(Exercise instructions): Copy out each line that has "Cancellazione" in it.
== Records for this exercise ==
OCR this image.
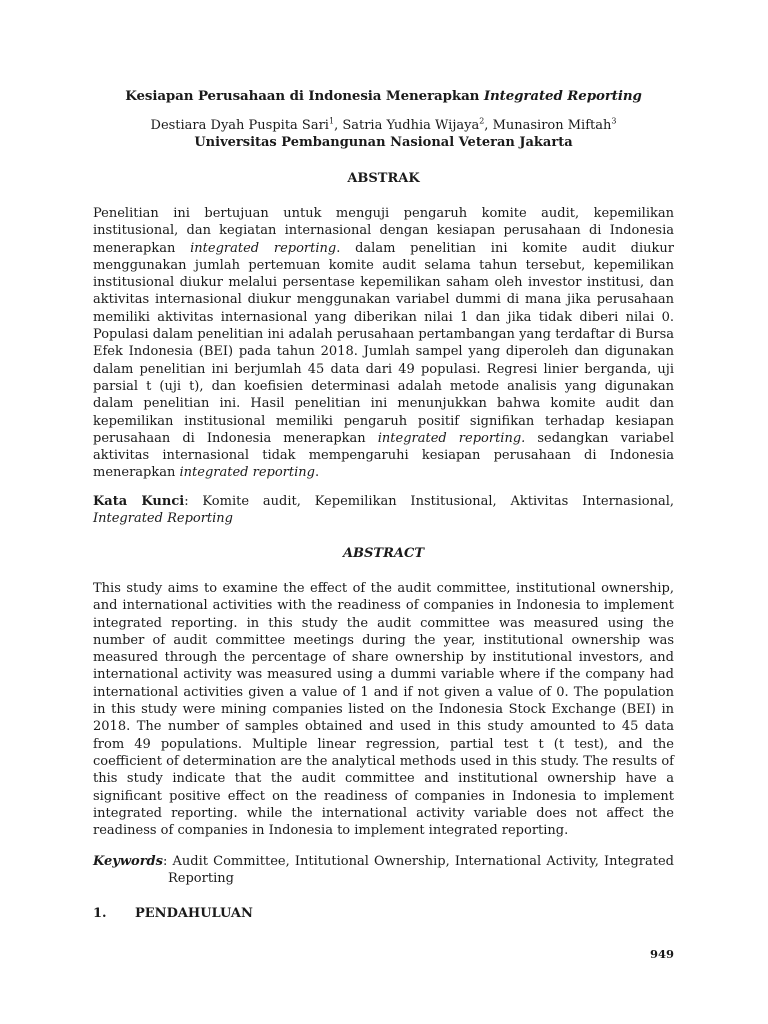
Kesiapan Perusahaan di Indonesia Menerapkan Integrated Reporting
Destiara Dyah Puspita Sari$^1$, Satria Yudhia Wijaya$^2$, Munasiron Miftah$^3$
Universitas Pembangunan Nasional Veteran Jakarta
ABSTRAK
Penelitian ini bertujuan untuk menguji pengaruh komite audit, kepemilikan institusional, dan kegiatan internasional dengan kesiapan perusahaan di Indonesia menerapkan integrated reporting. dalam penelitian ini komite audit diukur menggunakan jumlah pertemuan komite audit selama tahun tersebut, kepemilikan institusional diukur melalui persentase kepemilikan saham oleh investor institusi, dan aktivitas internasional diukur menggunakan variabel dummi di mana jika perusahaan memiliki aktivitas internasional yang diberikan nilai 1 dan jika tidak diberi nilai 0. Populasi dalam penelitian ini adalah perusahaan pertambangan yang terdaftar di Bursa Efek Indonesia (BEI) pada tahun 2018. Jumlah sampel yang diperoleh dan digunakan dalam penelitian ini berjumlah 45 data dari 49 populasi. Regresi linier berganda, uji parsial t (uji t), dan koefisien determinasi adalah metode analisis yang digunakan dalam penelitian ini. Hasil penelitian ini menunjukkan bahwa komite audit dan kepemilikan institusional memiliki pengaruh positif signifikan terhadap kesiapan perusahaan di Indonesia menerapkan integrated reporting. sedangkan variabel aktivitas internasional tidak mempengaruhi kesiapan perusahaan di Indonesia menerapkan integrated reporting.
Kata Kunci: Komite audit, Kepemilikan Institusional, Aktivitas Internasional, Integrated Reporting
ABSTRACT
This study aims to examine the effect of the audit committee, institutional ownership, and international activities with the readiness of companies in Indonesia to implement integrated reporting. in this study the audit committee was measured using the number of audit committee meetings during the year, institutional ownership was measured through the percentage of share ownership by institutional investors, and international activity was measured using a dummi variable where if the company had international activities given a value of 1 and if not given a value of 0. The population in this study were mining companies listed on the Indonesia Stock Exchange (BEI) in 2018. The number of samples obtained and used in this study amounted to 45 data from 49 populations. Multiple linear regression, partial test t (t test), and the coefficient of determination are the analytical methods used in this study. The results of this study indicate that the audit committee and institutional ownership have a significant positive effect on the readiness of companies in Indonesia to implement integrated reporting. while the international activity variable does not affect the readiness of companies in Indonesia to implement integrated reporting.
Keywords: Audit Committee, Intitutional Ownership, International Activity, Integrated Reporting
1. PENDAHULUAN
949
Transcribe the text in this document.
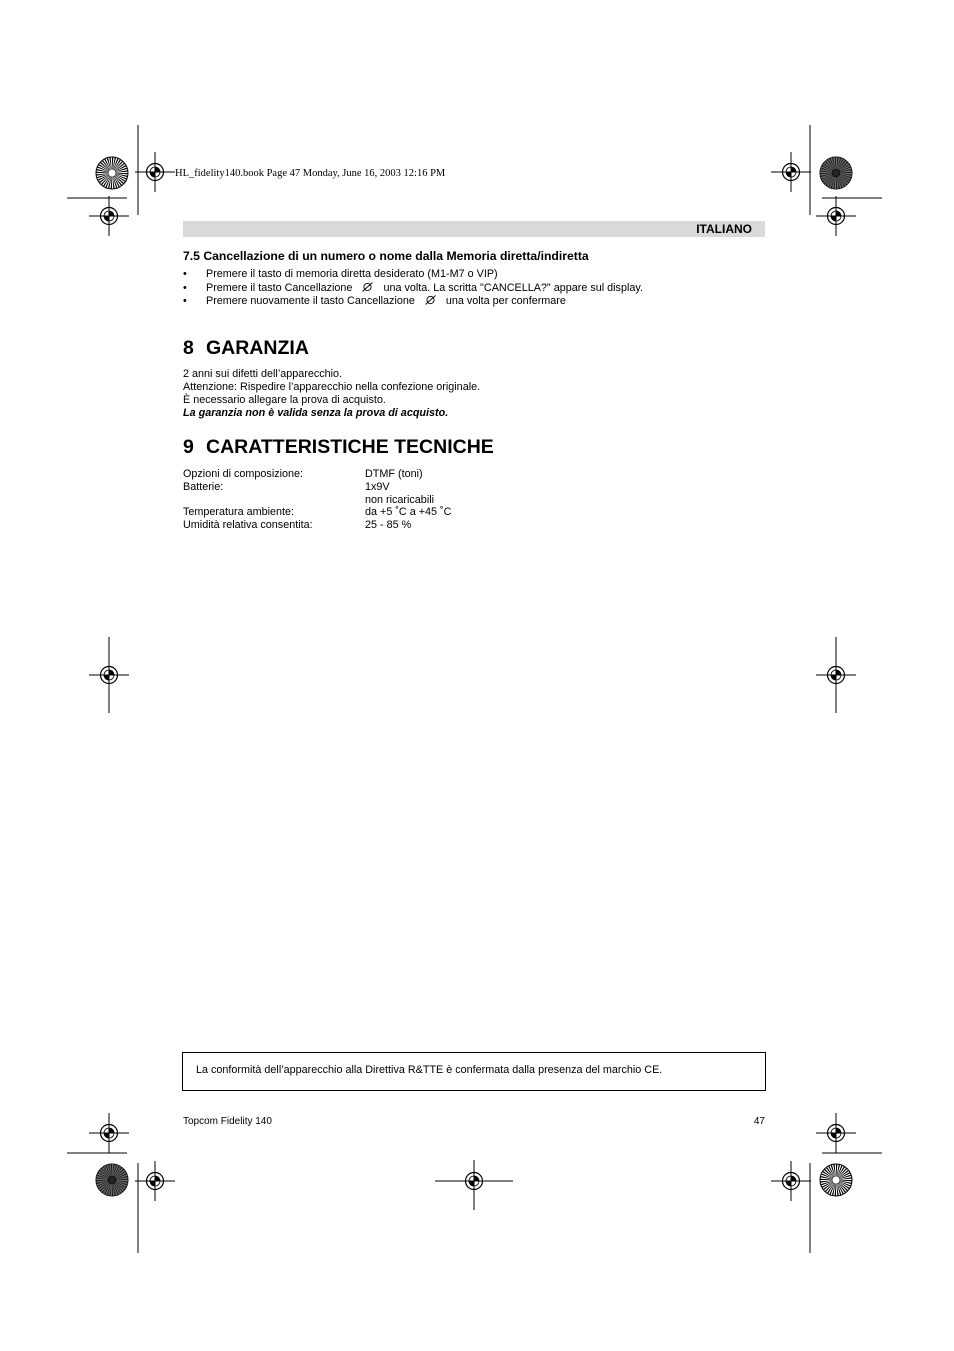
HL_fidelity140.book Page 47 Monday, June 16, 2003 12:16 PM
ITALIANO
7.5 Cancellazione di un numero o nome dalla Memoria diretta/indiretta
• Premere il tasto di memoria diretta desiderato (M1-M7 o VIP)
• Premere il tasto Cancellazione	una volta. La scritta "CANCELLA?" appare sul display.
• Premere nuovamente il tasto Cancellazione	una volta per confermare
8 GARANZIA
2 anni sui difetti dell’apparecchio.
Attenzione: Rispedire l’apparecchio nella confezione originale.
È necessario allegare la prova di acquisto.
La garanzia non è valida senza la prova di acquisto.
9 CARATTERISTICHE TECNICHE
Opzioni di composizione:	DTMF (toni)
Batterie:	1x9V
non ricaricabili
Temperatura ambiente:	da +5 ˚C a +45 ˚C
Umidità relativa consentita:	25 - 85 %
La conformità dell’apparecchio alla Direttiva R&TTE è confermata dalla presenza del marchio CE.
Topcom Fidelity 140	47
===
(Reply to the exercise):
7.5 Cancellazione di un numero o nome dalla Memoria diretta/indiretta
• Premere il tasto Cancellazione	una volta. La scritta "CANCELLA?" appare sul display.
• Premere nuovamente il tasto Cancellazione	una volta per confermare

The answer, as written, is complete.